_Prompt_. Copy out each line containing "Shift" from the entries below.
--- begin ---
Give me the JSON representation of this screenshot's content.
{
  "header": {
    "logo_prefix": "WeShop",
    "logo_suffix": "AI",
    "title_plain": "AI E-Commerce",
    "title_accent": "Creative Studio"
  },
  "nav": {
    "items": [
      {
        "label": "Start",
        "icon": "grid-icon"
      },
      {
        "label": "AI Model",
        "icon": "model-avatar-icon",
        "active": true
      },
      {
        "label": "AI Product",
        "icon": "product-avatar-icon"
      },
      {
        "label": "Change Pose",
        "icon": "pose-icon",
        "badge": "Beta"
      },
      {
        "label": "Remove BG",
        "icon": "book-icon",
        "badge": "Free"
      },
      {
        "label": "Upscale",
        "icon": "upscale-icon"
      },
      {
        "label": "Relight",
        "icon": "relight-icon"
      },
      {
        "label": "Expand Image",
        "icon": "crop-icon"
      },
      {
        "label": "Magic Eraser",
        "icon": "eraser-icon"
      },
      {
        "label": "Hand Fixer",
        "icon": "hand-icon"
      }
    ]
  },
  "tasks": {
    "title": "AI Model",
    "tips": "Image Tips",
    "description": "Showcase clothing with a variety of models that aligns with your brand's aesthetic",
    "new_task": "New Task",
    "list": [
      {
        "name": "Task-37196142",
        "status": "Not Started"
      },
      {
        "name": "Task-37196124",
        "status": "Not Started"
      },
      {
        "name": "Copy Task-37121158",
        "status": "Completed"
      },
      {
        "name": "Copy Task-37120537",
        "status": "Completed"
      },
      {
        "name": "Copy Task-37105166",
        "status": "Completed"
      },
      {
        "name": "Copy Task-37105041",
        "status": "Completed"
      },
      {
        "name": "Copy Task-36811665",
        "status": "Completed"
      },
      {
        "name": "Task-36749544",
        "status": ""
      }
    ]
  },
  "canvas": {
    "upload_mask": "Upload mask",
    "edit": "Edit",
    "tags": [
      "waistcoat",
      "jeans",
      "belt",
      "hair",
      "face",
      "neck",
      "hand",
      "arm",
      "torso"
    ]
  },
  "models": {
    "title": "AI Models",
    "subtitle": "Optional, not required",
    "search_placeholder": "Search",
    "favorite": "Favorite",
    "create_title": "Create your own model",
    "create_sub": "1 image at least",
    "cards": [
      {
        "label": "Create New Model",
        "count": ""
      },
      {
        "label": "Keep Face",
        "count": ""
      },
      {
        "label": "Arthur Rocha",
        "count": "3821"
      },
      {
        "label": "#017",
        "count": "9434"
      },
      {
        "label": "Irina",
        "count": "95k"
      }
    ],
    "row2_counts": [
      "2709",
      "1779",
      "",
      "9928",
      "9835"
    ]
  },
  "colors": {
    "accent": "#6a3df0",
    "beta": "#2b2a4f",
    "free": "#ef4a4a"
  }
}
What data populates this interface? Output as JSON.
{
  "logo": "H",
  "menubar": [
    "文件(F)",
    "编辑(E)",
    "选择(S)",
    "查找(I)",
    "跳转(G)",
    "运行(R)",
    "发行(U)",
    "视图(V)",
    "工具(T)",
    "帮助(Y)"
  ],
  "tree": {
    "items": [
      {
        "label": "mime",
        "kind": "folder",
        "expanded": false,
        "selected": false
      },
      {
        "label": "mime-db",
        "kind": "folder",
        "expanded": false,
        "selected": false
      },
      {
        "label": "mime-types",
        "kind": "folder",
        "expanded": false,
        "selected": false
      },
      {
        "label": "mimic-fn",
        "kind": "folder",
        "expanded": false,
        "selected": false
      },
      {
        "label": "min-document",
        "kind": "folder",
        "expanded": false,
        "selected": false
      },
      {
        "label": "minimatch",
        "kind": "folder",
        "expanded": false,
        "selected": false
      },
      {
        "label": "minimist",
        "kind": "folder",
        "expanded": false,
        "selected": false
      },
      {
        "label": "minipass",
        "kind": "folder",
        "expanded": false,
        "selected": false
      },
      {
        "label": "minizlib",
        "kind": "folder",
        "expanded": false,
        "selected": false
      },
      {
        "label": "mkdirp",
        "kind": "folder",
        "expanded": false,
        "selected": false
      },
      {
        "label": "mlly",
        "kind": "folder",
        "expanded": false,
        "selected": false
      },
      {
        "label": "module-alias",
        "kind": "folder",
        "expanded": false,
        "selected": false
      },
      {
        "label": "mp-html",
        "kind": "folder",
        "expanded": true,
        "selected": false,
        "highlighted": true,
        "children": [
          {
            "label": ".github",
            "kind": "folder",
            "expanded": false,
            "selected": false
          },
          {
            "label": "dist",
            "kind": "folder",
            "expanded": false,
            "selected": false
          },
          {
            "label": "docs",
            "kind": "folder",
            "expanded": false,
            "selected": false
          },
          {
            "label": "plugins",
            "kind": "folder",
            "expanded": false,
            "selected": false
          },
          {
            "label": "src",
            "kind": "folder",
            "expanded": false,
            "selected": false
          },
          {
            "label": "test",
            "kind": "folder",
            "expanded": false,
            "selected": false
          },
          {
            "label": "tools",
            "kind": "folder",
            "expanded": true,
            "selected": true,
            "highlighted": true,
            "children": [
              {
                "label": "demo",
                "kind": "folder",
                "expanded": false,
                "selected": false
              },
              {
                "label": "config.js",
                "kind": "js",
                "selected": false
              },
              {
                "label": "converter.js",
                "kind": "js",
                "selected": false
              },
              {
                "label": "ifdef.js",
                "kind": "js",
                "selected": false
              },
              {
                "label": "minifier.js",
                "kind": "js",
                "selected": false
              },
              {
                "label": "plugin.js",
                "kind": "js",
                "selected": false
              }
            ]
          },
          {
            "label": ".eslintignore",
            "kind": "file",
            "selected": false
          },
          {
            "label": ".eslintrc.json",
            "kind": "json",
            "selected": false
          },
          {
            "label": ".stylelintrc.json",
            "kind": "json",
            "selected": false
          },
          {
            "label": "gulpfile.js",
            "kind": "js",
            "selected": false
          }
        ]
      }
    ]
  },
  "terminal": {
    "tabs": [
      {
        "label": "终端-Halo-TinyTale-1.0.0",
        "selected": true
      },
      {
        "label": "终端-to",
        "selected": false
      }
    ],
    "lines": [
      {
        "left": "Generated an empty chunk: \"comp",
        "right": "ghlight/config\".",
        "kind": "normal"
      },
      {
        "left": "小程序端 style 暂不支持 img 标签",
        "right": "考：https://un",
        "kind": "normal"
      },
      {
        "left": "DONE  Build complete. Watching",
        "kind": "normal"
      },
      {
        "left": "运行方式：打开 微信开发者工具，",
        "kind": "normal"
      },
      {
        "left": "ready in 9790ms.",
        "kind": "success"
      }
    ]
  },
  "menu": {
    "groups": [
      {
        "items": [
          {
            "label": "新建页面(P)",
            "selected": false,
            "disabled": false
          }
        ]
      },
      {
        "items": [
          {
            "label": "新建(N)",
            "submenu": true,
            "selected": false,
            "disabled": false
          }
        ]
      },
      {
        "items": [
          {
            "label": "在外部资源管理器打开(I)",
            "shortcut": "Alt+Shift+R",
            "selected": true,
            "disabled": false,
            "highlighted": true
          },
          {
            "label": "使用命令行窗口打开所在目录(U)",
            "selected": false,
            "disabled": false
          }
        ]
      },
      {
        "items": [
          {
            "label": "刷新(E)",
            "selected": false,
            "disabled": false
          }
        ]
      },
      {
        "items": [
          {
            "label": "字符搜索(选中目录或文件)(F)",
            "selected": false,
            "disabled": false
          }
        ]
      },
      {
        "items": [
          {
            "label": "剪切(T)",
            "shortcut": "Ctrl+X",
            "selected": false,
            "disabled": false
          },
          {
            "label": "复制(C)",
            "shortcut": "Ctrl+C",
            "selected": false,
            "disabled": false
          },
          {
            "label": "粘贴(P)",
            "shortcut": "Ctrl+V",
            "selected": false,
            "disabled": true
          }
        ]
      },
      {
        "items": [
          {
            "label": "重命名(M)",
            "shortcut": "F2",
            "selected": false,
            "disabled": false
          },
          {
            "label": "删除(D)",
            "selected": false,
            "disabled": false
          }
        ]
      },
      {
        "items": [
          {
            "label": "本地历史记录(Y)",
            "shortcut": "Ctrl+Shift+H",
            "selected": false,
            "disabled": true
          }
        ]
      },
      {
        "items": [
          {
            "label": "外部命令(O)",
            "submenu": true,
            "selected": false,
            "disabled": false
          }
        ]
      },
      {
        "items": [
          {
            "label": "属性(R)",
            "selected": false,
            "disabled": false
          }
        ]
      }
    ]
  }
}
--- end ---
_The output_.
            "shortcut": "Alt+Shift+R",
            "shortcut": "Ctrl+Shift+H",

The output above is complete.